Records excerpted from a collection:
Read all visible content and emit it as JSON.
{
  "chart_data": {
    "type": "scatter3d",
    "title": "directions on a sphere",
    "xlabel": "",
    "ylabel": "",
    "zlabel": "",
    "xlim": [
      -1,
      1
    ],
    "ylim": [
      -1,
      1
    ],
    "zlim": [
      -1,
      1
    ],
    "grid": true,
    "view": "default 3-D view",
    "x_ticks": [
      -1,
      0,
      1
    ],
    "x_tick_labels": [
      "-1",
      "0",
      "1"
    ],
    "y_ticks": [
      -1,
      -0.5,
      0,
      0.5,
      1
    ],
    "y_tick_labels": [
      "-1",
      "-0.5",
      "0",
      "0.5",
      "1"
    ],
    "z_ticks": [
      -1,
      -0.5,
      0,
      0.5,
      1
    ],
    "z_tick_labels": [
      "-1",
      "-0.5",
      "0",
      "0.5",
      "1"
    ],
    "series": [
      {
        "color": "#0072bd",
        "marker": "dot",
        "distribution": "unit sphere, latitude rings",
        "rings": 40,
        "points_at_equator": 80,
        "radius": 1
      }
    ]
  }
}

■ WHAT YOU HAVE TO DO
Retype the entries one by one, exactly.

■ SOLUTION BELOW
Read all visible content and emit it as JSON.
{
  "chart_data": {
    "type": "scatter3d",
    "title": "directions on a sphere",
    "xlabel": "",
    "ylabel": "",
    "zlabel": "",
    "xlim": [
      -1,
      1
    ],
    "ylim": [
      -1,
      1
    ],
    "zlim": [
      -1,
      1
    ],
    "grid": true,
    "view": "default 3-D view",
    "x_ticks": [
      -1,
      0,
      1
    ],
    "x_tick_labels": [
      "-1",
      "0",
      "1"
    ],
    "y_ticks": [
      -1,
      -0.5,
      0,
      0.5,
      1
    ],
    "y_tick_labels": [
      "-1",
      "-0.5",
      "0",
      "0.5",
      "1"
    ],
    "z_ticks": [
      -1,
      -0.5,
      0,
      0.5,
      1
    ],
    "z_tick_labels": [
      "-1",
      "-0.5",
      "0",
      "0.5",
      "1"
    ],
    "series": [
      {
        "color": "#0072bd",
        "marker": "dot",
        "distribution": "unit sphere, latitude rings",
        "rings": 40,
        "points_at_equator": 80,
        "radius": 1
      }
    ]
  }
}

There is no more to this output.